--- Task directions ---
Leave the pictures out and transcribe every record exactly.

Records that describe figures
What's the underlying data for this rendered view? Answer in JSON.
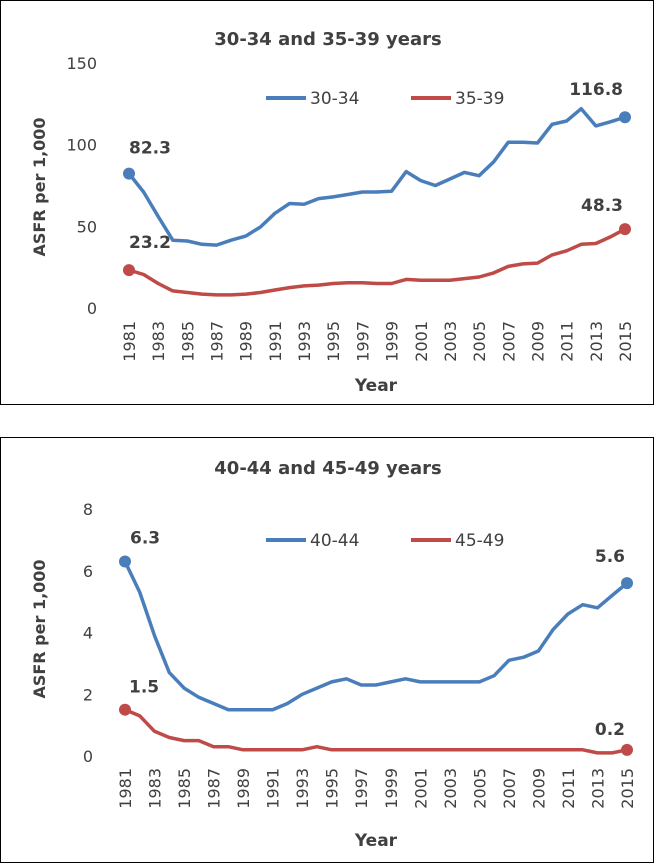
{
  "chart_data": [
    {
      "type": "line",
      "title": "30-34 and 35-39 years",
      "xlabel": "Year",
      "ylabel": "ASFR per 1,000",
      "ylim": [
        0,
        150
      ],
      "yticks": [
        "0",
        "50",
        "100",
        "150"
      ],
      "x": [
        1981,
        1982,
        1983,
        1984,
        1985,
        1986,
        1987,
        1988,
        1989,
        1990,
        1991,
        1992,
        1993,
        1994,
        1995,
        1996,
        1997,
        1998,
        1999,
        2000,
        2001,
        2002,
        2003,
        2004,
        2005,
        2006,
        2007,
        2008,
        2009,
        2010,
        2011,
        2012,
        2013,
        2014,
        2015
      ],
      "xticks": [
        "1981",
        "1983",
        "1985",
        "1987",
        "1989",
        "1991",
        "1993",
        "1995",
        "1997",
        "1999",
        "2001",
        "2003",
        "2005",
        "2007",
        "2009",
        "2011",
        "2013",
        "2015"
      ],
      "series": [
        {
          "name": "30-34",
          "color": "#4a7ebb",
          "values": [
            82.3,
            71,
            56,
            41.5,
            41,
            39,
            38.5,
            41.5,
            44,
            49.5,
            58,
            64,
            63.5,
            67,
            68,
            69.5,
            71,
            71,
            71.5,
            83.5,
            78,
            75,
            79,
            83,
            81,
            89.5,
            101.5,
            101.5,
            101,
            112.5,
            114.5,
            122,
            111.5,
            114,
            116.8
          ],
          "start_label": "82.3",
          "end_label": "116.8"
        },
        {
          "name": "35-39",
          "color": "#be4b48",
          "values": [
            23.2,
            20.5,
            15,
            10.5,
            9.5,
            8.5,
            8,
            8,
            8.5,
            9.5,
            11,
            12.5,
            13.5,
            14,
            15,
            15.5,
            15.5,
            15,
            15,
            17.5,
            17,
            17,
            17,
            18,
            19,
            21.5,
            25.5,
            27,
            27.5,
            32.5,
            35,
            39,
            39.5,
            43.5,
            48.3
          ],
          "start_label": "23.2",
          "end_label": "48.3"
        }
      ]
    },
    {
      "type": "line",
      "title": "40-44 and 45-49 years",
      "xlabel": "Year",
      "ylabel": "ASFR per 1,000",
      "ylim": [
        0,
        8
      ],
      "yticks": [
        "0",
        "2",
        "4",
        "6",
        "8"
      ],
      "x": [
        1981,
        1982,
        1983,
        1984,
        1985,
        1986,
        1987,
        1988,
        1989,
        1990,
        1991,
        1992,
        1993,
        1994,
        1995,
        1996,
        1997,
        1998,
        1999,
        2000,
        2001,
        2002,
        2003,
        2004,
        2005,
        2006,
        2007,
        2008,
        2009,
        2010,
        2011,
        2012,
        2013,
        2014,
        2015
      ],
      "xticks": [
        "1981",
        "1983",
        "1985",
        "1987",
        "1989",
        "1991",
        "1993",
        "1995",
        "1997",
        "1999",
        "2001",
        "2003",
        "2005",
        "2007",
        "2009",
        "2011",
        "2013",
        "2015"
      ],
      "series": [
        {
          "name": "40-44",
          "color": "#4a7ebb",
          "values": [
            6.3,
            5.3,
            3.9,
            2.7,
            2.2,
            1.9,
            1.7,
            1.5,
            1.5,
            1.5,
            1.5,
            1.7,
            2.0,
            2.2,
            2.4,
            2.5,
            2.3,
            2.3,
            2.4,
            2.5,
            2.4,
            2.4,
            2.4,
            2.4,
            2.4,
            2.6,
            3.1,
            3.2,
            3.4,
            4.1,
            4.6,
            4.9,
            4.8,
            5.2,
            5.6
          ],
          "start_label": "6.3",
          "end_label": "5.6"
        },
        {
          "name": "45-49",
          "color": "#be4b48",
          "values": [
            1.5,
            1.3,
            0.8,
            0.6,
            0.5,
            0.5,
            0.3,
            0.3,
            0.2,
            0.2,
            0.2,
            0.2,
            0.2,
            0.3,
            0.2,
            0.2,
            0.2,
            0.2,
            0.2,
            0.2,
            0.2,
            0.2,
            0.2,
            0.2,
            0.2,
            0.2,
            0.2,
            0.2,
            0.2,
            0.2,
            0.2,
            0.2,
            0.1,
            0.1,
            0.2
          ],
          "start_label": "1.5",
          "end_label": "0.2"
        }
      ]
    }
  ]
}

--- The solution ---
What's the underlying data for this rendered view? Answer in JSON.
{
  "chart_data": [
    {
      "type": "line",
      "title": "30-34 and 35-39 years",
      "xlabel": "Year",
      "ylabel": "ASFR per 1,000",
      "ylim": [
        0,
        150
      ],
      "yticks": [
        "0",
        "50",
        "100",
        "150"
      ],
      "x": [
        1981,
        1982,
        1983,
        1984,
        1985,
        1986,
        1987,
        1988,
        1989,
        1990,
        1991,
        1992,
        1993,
        1994,
        1995,
        1996,
        1997,
        1998,
        1999,
        2000,
        2001,
        2002,
        2003,
        2004,
        2005,
        2006,
        2007,
        2008,
        2009,
        2010,
        2011,
        2012,
        2013,
        2014,
        2015
      ],
      "xticks": [
        "1981",
        "1983",
        "1985",
        "1987",
        "1989",
        "1991",
        "1993",
        "1995",
        "1997",
        "1999",
        "2001",
        "2003",
        "2005",
        "2007",
        "2009",
        "2011",
        "2013",
        "2015"
      ],
      "series": [
        {
          "name": "30-34",
          "color": "#4a7ebb",
          "values": [
            82.3,
            71,
            56,
            41.5,
            41,
            39,
            38.5,
            41.5,
            44,
            49.5,
            58,
            64,
            63.5,
            67,
            68,
            69.5,
            71,
            71,
            71.5,
            83.5,
            78,
            75,
            79,
            83,
            81,
            89.5,
            101.5,
            101.5,
            101,
            112.5,
            114.5,
            122,
            111.5,
            114,
            116.8
          ],
          "start_label": "82.3",
          "end_label": "116.8"
        },
        {
          "name": "35-39",
          "color": "#be4b48",
          "values": [
            23.2,
            20.5,
            15,
            10.5,
            9.5,
            8.5,
            8,
            8,
            8.5,
            9.5,
            11,
            12.5,
            13.5,
            14,
            15,
            15.5,
            15.5,
            15,
            15,
            17.5,
            17,
            17,
            17,
            18,
            19,
            21.5,
            25.5,
            27,
            27.5,
            32.5,
            35,
            39,
            39.5,
            43.5,
            48.3
          ],
          "start_label": "23.2",
          "end_label": "48.3"
        }
      ]
    },
    {
      "type": "line",
      "title": "40-44 and 45-49 years",
      "xlabel": "Year",
      "ylabel": "ASFR per 1,000",
      "ylim": [
        0,
        8
      ],
      "yticks": [
        "0",
        "2",
        "4",
        "6",
        "8"
      ],
      "x": [
        1981,
        1982,
        1983,
        1984,
        1985,
        1986,
        1987,
        1988,
        1989,
        1990,
        1991,
        1992,
        1993,
        1994,
        1995,
        1996,
        1997,
        1998,
        1999,
        2000,
        2001,
        2002,
        2003,
        2004,
        2005,
        2006,
        2007,
        2008,
        2009,
        2010,
        2011,
        2012,
        2013,
        2014,
        2015
      ],
      "xticks": [
        "1981",
        "1983",
        "1985",
        "1987",
        "1989",
        "1991",
        "1993",
        "1995",
        "1997",
        "1999",
        "2001",
        "2003",
        "2005",
        "2007",
        "2009",
        "2011",
        "2013",
        "2015"
      ],
      "series": [
        {
          "name": "40-44",
          "color": "#4a7ebb",
          "values": [
            6.3,
            5.3,
            3.9,
            2.7,
            2.2,
            1.9,
            1.7,
            1.5,
            1.5,
            1.5,
            1.5,
            1.7,
            2.0,
            2.2,
            2.4,
            2.5,
            2.3,
            2.3,
            2.4,
            2.5,
            2.4,
            2.4,
            2.4,
            2.4,
            2.4,
            2.6,
            3.1,
            3.2,
            3.4,
            4.1,
            4.6,
            4.9,
            4.8,
            5.2,
            5.6
          ],
          "start_label": "6.3",
          "end_label": "5.6"
        },
        {
          "name": "45-49",
          "color": "#be4b48",
          "values": [
            1.5,
            1.3,
            0.8,
            0.6,
            0.5,
            0.5,
            0.3,
            0.3,
            0.2,
            0.2,
            0.2,
            0.2,
            0.2,
            0.3,
            0.2,
            0.2,
            0.2,
            0.2,
            0.2,
            0.2,
            0.2,
            0.2,
            0.2,
            0.2,
            0.2,
            0.2,
            0.2,
            0.2,
            0.2,
            0.2,
            0.2,
            0.2,
            0.1,
            0.1,
            0.2
          ],
          "start_label": "1.5",
          "end_label": "0.2"
        }
      ]
    }
  ]
}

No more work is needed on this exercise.